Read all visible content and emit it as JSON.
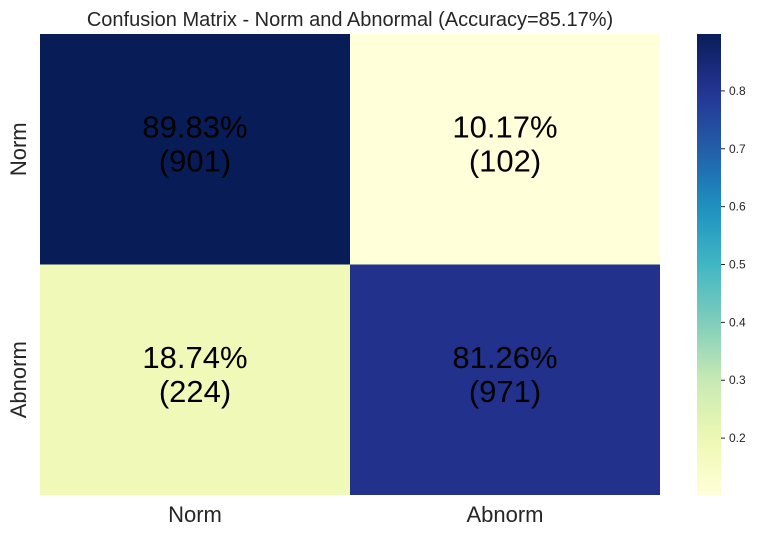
{
  "chart_data": {
    "type": "heatmap",
    "title": "Confusion Matrix - Norm and Abnormal (Accuracy=85.17%)",
    "row_labels": [
      "Norm",
      "Abnorm"
    ],
    "col_labels": [
      "Norm",
      "Abnorm"
    ],
    "values": [
      [
        0.8983,
        0.1017
      ],
      [
        0.1874,
        0.8126
      ]
    ],
    "annotations": [
      [
        "89.83%\n(901)",
        "10.17%\n(102)"
      ],
      [
        "18.74%\n(224)",
        "81.26%\n(971)"
      ]
    ],
    "colormap": "YlGnBu",
    "colorbar": {
      "range": [
        0.1017,
        0.8983
      ],
      "ticks": [
        0.2,
        0.3,
        0.4,
        0.5,
        0.6,
        0.7,
        0.8
      ],
      "tick_labels": [
        "0.2",
        "0.3",
        "0.4",
        "0.5",
        "0.6",
        "0.7",
        "0.8"
      ]
    },
    "grid": false
  }
}
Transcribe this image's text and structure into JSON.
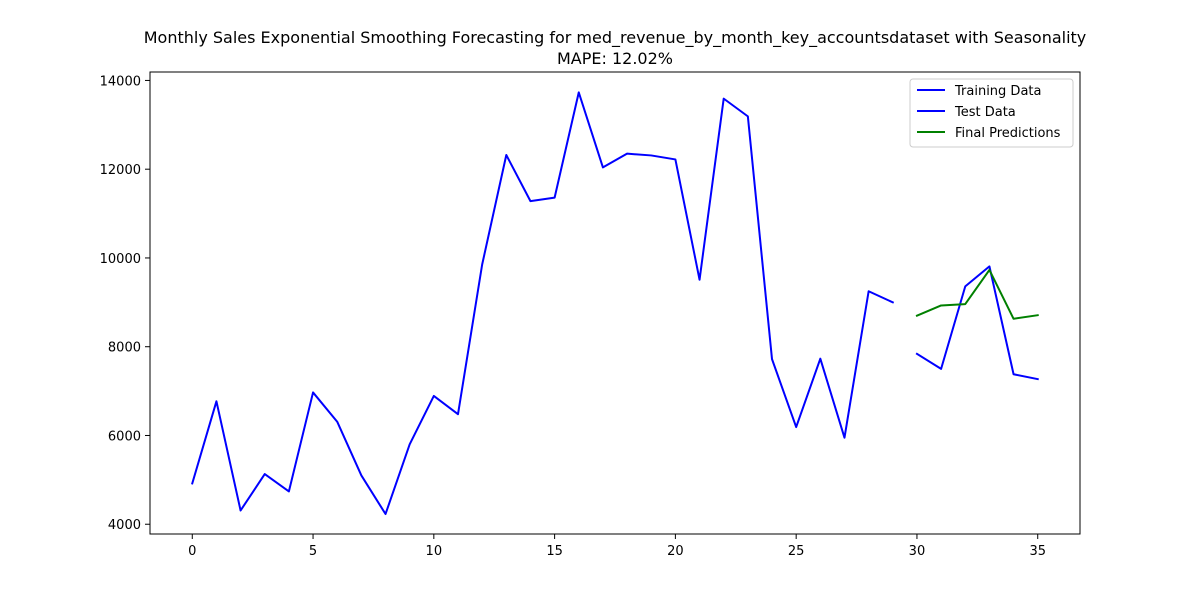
{
  "chart_data": {
    "type": "line",
    "title": "Monthly Sales Exponential Smoothing Forecasting for med_revenue_by_month_key_accountsdataset with Seasonality",
    "subtitle": "MAPE: 12.02%",
    "xlabel": "",
    "ylabel": "",
    "xlim": [
      -1.75,
      36.75
    ],
    "ylim": [
      3780,
      14190
    ],
    "xticks": [
      0,
      5,
      10,
      15,
      20,
      25,
      30,
      35
    ],
    "yticks": [
      4000,
      6000,
      8000,
      10000,
      12000,
      14000
    ],
    "grid": false,
    "legend_position": "top-right",
    "series": [
      {
        "name": "Training Data",
        "color": "#0000ff",
        "x": [
          0,
          1,
          2,
          3,
          4,
          5,
          6,
          7,
          8,
          9,
          10,
          11,
          12,
          13,
          14,
          15,
          16,
          17,
          18,
          19,
          20,
          21,
          22,
          23,
          24,
          25,
          26,
          27,
          28,
          29
        ],
        "y": [
          4920,
          6770,
          4310,
          5130,
          4740,
          6970,
          6310,
          5100,
          4230,
          5800,
          6890,
          6480,
          9850,
          12320,
          11280,
          11360,
          13730,
          12040,
          12350,
          12310,
          12220,
          9510,
          13590,
          13190,
          7720,
          6190,
          7730,
          5950,
          9250,
          9000
        ]
      },
      {
        "name": "Test Data",
        "color": "#0000ff",
        "x": [
          30,
          31,
          32,
          33,
          34,
          35
        ],
        "y": [
          7840,
          7500,
          9360,
          9810,
          7380,
          7270
        ]
      },
      {
        "name": "Final Predictions",
        "color": "#008000",
        "x": [
          30,
          31,
          32,
          33,
          34,
          35
        ],
        "y": [
          8700,
          8930,
          8960,
          9730,
          8630,
          8710
        ]
      }
    ]
  }
}
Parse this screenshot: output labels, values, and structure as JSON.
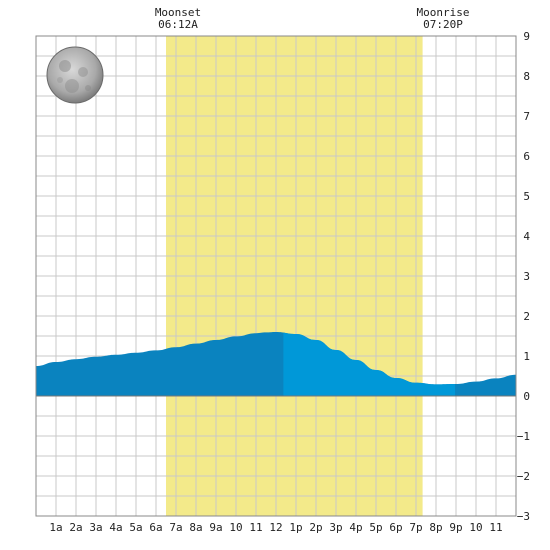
{
  "chart_data": {
    "type": "area",
    "title": "",
    "xlabel": "",
    "ylabel": "",
    "x_ticks": [
      "1a",
      "2a",
      "3a",
      "4a",
      "5a",
      "6a",
      "7a",
      "8a",
      "9a",
      "10",
      "11",
      "12",
      "1p",
      "2p",
      "3p",
      "4p",
      "5p",
      "6p",
      "7p",
      "8p",
      "9p",
      "10",
      "11"
    ],
    "y_ticks": [
      "9",
      "8",
      "7",
      "6",
      "5",
      "4",
      "3",
      "2",
      "1",
      "0",
      "−1",
      "−2",
      "−3"
    ],
    "xlim": [
      0,
      24
    ],
    "ylim": [
      -3,
      9
    ],
    "grid": true,
    "daylight": {
      "start": 6.5,
      "end": 19.33
    },
    "series": [
      {
        "x": [
          0,
          1,
          2,
          3,
          4,
          5,
          6,
          7,
          8,
          9,
          10,
          11,
          11.5,
          12,
          13,
          14,
          15,
          16,
          17,
          18,
          19,
          20,
          21,
          22,
          23,
          24
        ],
        "y": [
          0.75,
          0.85,
          0.92,
          0.98,
          1.03,
          1.08,
          1.14,
          1.22,
          1.31,
          1.4,
          1.49,
          1.57,
          1.59,
          1.6,
          1.55,
          1.4,
          1.15,
          0.9,
          0.65,
          0.45,
          0.33,
          0.29,
          0.3,
          0.36,
          0.44,
          0.53
        ]
      }
    ],
    "colors": {
      "daylight": "#f3ea8a",
      "fill_dark": "#0a83bf",
      "fill_light": "#0098d8",
      "grid": "#c8c8c8",
      "border": "#888888"
    }
  },
  "annotations": {
    "moonset": {
      "label": "Moonset",
      "time": "06:12A"
    },
    "moonrise": {
      "label": "Moonrise",
      "time": "07:20P"
    }
  },
  "moon_phase_icon": "full-moon-icon"
}
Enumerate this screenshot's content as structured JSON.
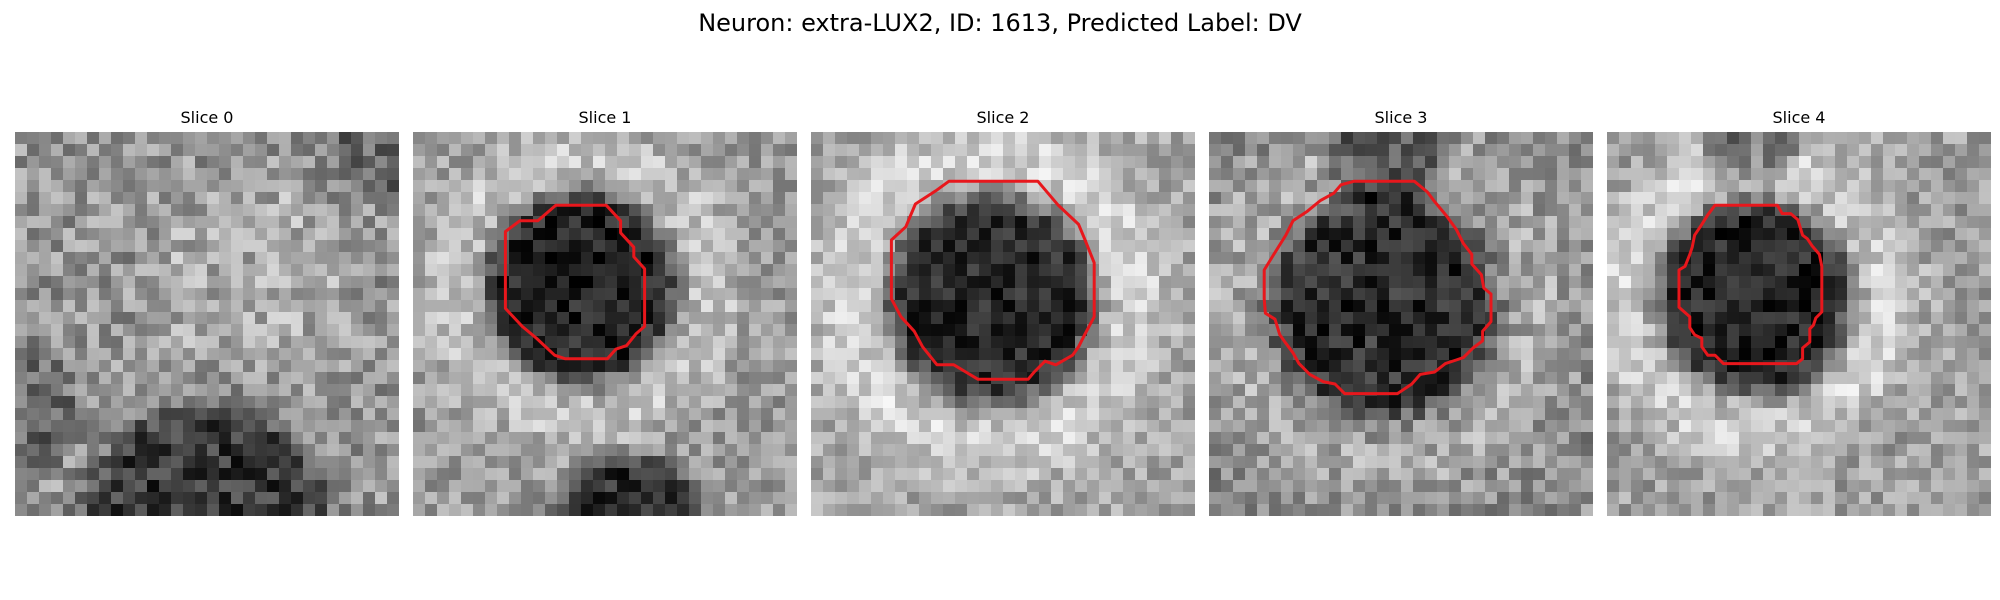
{
  "figure": {
    "title": "Neuron: extra-LUX2, ID: 1613, Predicted Label: DV"
  },
  "slices": [
    {
      "label": "Slice 0",
      "has_outline": false
    },
    {
      "label": "Slice 1",
      "has_outline": true
    },
    {
      "label": "Slice 2",
      "has_outline": true
    },
    {
      "label": "Slice 3",
      "has_outline": true
    },
    {
      "label": "Slice 4",
      "has_outline": true
    }
  ],
  "style": {
    "outline_color": "#e8171c",
    "colormap": "grayscale"
  }
}
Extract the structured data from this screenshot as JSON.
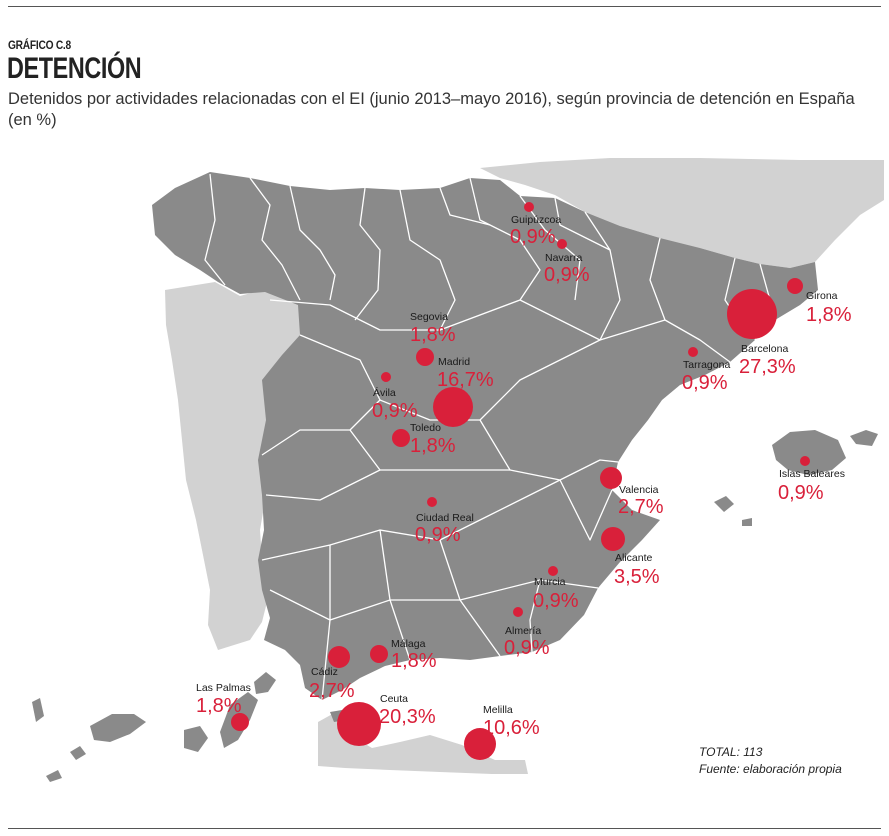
{
  "header": {
    "figure_label": "GRÁFICO C.8",
    "title": "DETENCIÓN",
    "subtitle": "Detenidos por actividades relacionadas con el EI (junio 2013–mayo 2016), según provincia de detención en España (en %)"
  },
  "footer": {
    "total": "TOTAL: 113",
    "source": "Fuente: elaboración propia"
  },
  "colors": {
    "land_spain": "#8a8a8a",
    "land_other": "#d2d2d2",
    "border": "#ffffff",
    "marker": "#d9203a"
  },
  "provinces": [
    {
      "name": "Guipúzcoa",
      "pct": "0,9%",
      "value": 0.9
    },
    {
      "name": "Navarra",
      "pct": "0,9%",
      "value": 0.9
    },
    {
      "name": "Girona",
      "pct": "1,8%",
      "value": 1.8
    },
    {
      "name": "Barcelona",
      "pct": "27,3%",
      "value": 27.3
    },
    {
      "name": "Segovia",
      "pct": "1,8%",
      "value": 1.8
    },
    {
      "name": "Madrid",
      "pct": "16,7%",
      "value": 16.7
    },
    {
      "name": "Tarragona",
      "pct": "0,9%",
      "value": 0.9
    },
    {
      "name": "Ávila",
      "pct": "0,9%",
      "value": 0.9
    },
    {
      "name": "Toledo",
      "pct": "1,8%",
      "value": 1.8
    },
    {
      "name": "Islas Baleares",
      "pct": "0,9%",
      "value": 0.9
    },
    {
      "name": "Valencia",
      "pct": "2,7%",
      "value": 2.7
    },
    {
      "name": "Ciudad Real",
      "pct": "0,9%",
      "value": 0.9
    },
    {
      "name": "Alicante",
      "pct": "3,5%",
      "value": 3.5
    },
    {
      "name": "Murcia",
      "pct": "0,9%",
      "value": 0.9
    },
    {
      "name": "Almería",
      "pct": "0,9%",
      "value": 0.9
    },
    {
      "name": "Málaga",
      "pct": "1,8%",
      "value": 1.8
    },
    {
      "name": "Cádiz",
      "pct": "2,7%",
      "value": 2.7
    },
    {
      "name": "Las Palmas",
      "pct": "1,8%",
      "value": 1.8
    },
    {
      "name": "Ceuta",
      "pct": "20,3%",
      "value": 20.3
    },
    {
      "name": "Melilla",
      "pct": "10,6%",
      "value": 10.6
    }
  ]
}
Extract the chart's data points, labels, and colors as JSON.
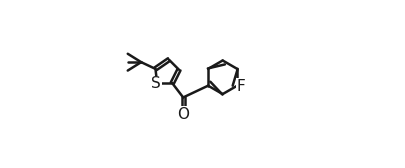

□ □ □ □

Aim:
Repeat the material above in full and exactly, omitting the pictures.

Result of this task:
Read all visible content and emit it as JSON.
{
  "chart_data": {
    "type": "heatmap",
    "title": "Confusion Matrix - Norm and Abnormal (Accuracy=85.17%)",
    "row_labels": [
      "Norm",
      "Abnorm"
    ],
    "col_labels": [
      "Norm",
      "Abnorm"
    ],
    "values": [
      [
        0.8983,
        0.1017
      ],
      [
        0.1874,
        0.8126
      ]
    ],
    "annotations": [
      [
        "89.83%\n(901)",
        "10.17%\n(102)"
      ],
      [
        "18.74%\n(224)",
        "81.26%\n(971)"
      ]
    ],
    "colormap": "YlGnBu",
    "colorbar": {
      "range": [
        0.1017,
        0.8983
      ],
      "ticks": [
        0.2,
        0.3,
        0.4,
        0.5,
        0.6,
        0.7,
        0.8
      ],
      "tick_labels": [
        "0.2",
        "0.3",
        "0.4",
        "0.5",
        "0.6",
        "0.7",
        "0.8"
      ]
    },
    "grid": false
  }
}
Transcribe this image's text and structure into JSON.
{
  "chart_data": {
    "type": "line",
    "title": "Monthly Sales Exponential Smoothing Forecasting for med_revenue_by_month_key_accountsdataset with Seasonality",
    "subtitle": "MAPE: 12.02%",
    "xlabel": "",
    "ylabel": "",
    "xlim": [
      -1.75,
      36.75
    ],
    "ylim": [
      3780,
      14190
    ],
    "xticks": [
      0,
      5,
      10,
      15,
      20,
      25,
      30,
      35
    ],
    "yticks": [
      4000,
      6000,
      8000,
      10000,
      12000,
      14000
    ],
    "grid": false,
    "legend_position": "top-right",
    "series": [
      {
        "name": "Training Data",
        "color": "#0000ff",
        "x": [
          0,
          1,
          2,
          3,
          4,
          5,
          6,
          7,
          8,
          9,
          10,
          11,
          12,
          13,
          14,
          15,
          16,
          17,
          18,
          19,
          20,
          21,
          22,
          23,
          24,
          25,
          26,
          27,
          28,
          29
        ],
        "y": [
          4920,
          6770,
          4310,
          5130,
          4740,
          6970,
          6310,
          5100,
          4230,
          5800,
          6890,
          6480,
          9850,
          12320,
          11280,
          11360,
          13730,
          12040,
          12350,
          12310,
          12220,
          9510,
          13590,
          13190,
          7720,
          6190,
          7730,
          5950,
          9250,
          9000
        ]
      },
      {
        "name": "Test Data",
        "color": "#0000ff",
        "x": [
          30,
          31,
          32,
          33,
          34,
          35
        ],
        "y": [
          7840,
          7500,
          9360,
          9810,
          7380,
          7270
        ]
      },
      {
        "name": "Final Predictions",
        "color": "#008000",
        "x": [
          30,
          31,
          32,
          33,
          34,
          35
        ],
        "y": [
          8700,
          8930,
          8960,
          9730,
          8630,
          8710
        ]
      }
    ]
  }
}
Parse this screenshot: output labels, values, and structure as JSON.
{
  "chart_data": {
    "type": "area",
    "title": "",
    "xlabel": "",
    "ylabel": "",
    "x_ticks": [
      "1a",
      "2a",
      "3a",
      "4a",
      "5a",
      "6a",
      "7a",
      "8a",
      "9a",
      "10",
      "11",
      "12",
      "1p",
      "2p",
      "3p",
      "4p",
      "5p",
      "6p",
      "7p",
      "8p",
      "9p",
      "10",
      "11"
    ],
    "y_ticks": [
      "9",
      "8",
      "7",
      "6",
      "5",
      "4",
      "3",
      "2",
      "1",
      "0",
      "−1",
      "−2",
      "−3"
    ],
    "xlim": [
      0,
      24
    ],
    "ylim": [
      -3,
      9
    ],
    "grid": true,
    "daylight": {
      "start": 6.5,
      "end": 19.33
    },
    "series": [
      {
        "x": [
          0,
          1,
          2,
          3,
          4,
          5,
          6,
          7,
          8,
          9,
          10,
          11,
          11.5,
          12,
          13,
          14,
          15,
          16,
          17,
          18,
          19,
          20,
          21,
          22,
          23,
          24
        ],
        "y": [
          0.75,
          0.85,
          0.92,
          0.98,
          1.03,
          1.08,
          1.14,
          1.22,
          1.31,
          1.4,
          1.49,
          1.57,
          1.59,
          1.6,
          1.55,
          1.4,
          1.15,
          0.9,
          0.65,
          0.45,
          0.33,
          0.29,
          0.3,
          0.36,
          0.44,
          0.53
        ]
      }
    ],
    "colors": {
      "daylight": "#f3ea8a",
      "fill_dark": "#0a83bf",
      "fill_light": "#0098d8",
      "grid": "#c8c8c8",
      "border": "#888888"
    }
  },
  "annotations": {
    "moonset": {
      "label": "Moonset",
      "time": "06:12A"
    },
    "moonrise": {
      "label": "Moonrise",
      "time": "07:20P"
    }
  },
  "moon_phase_icon": "full-moon-icon"
}
Enumerate this screenshot's content as structured JSON.
{
  "figure": {
    "title": "Neuron: extra-LUX2, ID: 1613, Predicted Label: DV"
  },
  "slices": [
    {
      "label": "Slice 0",
      "has_outline": false
    },
    {
      "label": "Slice 1",
      "has_outline": true
    },
    {
      "label": "Slice 2",
      "has_outline": true
    },
    {
      "label": "Slice 3",
      "has_outline": true
    },
    {
      "label": "Slice 4",
      "has_outline": true
    }
  ],
  "style": {
    "outline_color": "#e8171c",
    "colormap": "grayscale"
  }
}
Extract the structured data from this screenshot as JSON.
{
  "header": {
    "figure_label": "GRÁFICO C.8",
    "title": "DETENCIÓN",
    "subtitle": "Detenidos por actividades relacionadas con el EI (junio 2013–mayo 2016), según provincia de detención en España (en %)"
  },
  "footer": {
    "total": "TOTAL: 113",
    "source": "Fuente: elaboración propia"
  },
  "colors": {
    "land_spain": "#8a8a8a",
    "land_other": "#d2d2d2",
    "border": "#ffffff",
    "marker": "#d9203a"
  },
  "provinces": [
    {
      "name": "Guipúzcoa",
      "pct": "0,9%",
      "value": 0.9
    },
    {
      "name": "Navarra",
      "pct": "0,9%",
      "value": 0.9
    },
    {
      "name": "Girona",
      "pct": "1,8%",
      "value": 1.8
    },
    {
      "name": "Barcelona",
      "pct": "27,3%",
      "value": 27.3
    },
    {
      "name": "Segovia",
      "pct": "1,8%",
      "value": 1.8
    },
    {
      "name": "Madrid",
      "pct": "16,7%",
      "value": 16.7
    },
    {
      "name": "Tarragona",
      "pct": "0,9%",
      "value": 0.9
    },
    {
      "name": "Ávila",
      "pct": "0,9%",
      "value": 0.9
    },
    {
      "name": "Toledo",
      "pct": "1,8%",
      "value": 1.8
    },
    {
      "name": "Islas Baleares",
      "pct": "0,9%",
      "value": 0.9
    },
    {
      "name": "Valencia",
      "pct": "2,7%",
      "value": 2.7
    },
    {
      "name": "Ciudad Real",
      "pct": "0,9%",
      "value": 0.9
    },
    {
      "name": "Alicante",
      "pct": "3,5%",
      "value": 3.5
    },
    {
      "name": "Murcia",
      "pct": "0,9%",
      "value": 0.9
    },
    {
      "name": "Almería",
      "pct": "0,9%",
      "value": 0.9
    },
    {
      "name": "Málaga",
      "pct": "1,8%",
      "value": 1.8
    },
    {
      "name": "Cádiz",
      "pct": "2,7%",
      "value": 2.7
    },
    {
      "name": "Las Palmas",
      "pct": "1,8%",
      "value": 1.8
    },
    {
      "name": "Ceuta",
      "pct": "20,3%",
      "value": 20.3
    },
    {
      "name": "Melilla",
      "pct": "10,6%",
      "value": 10.6
    }
  ]
}
Extract the chart's data points, labels, and colors as JSON.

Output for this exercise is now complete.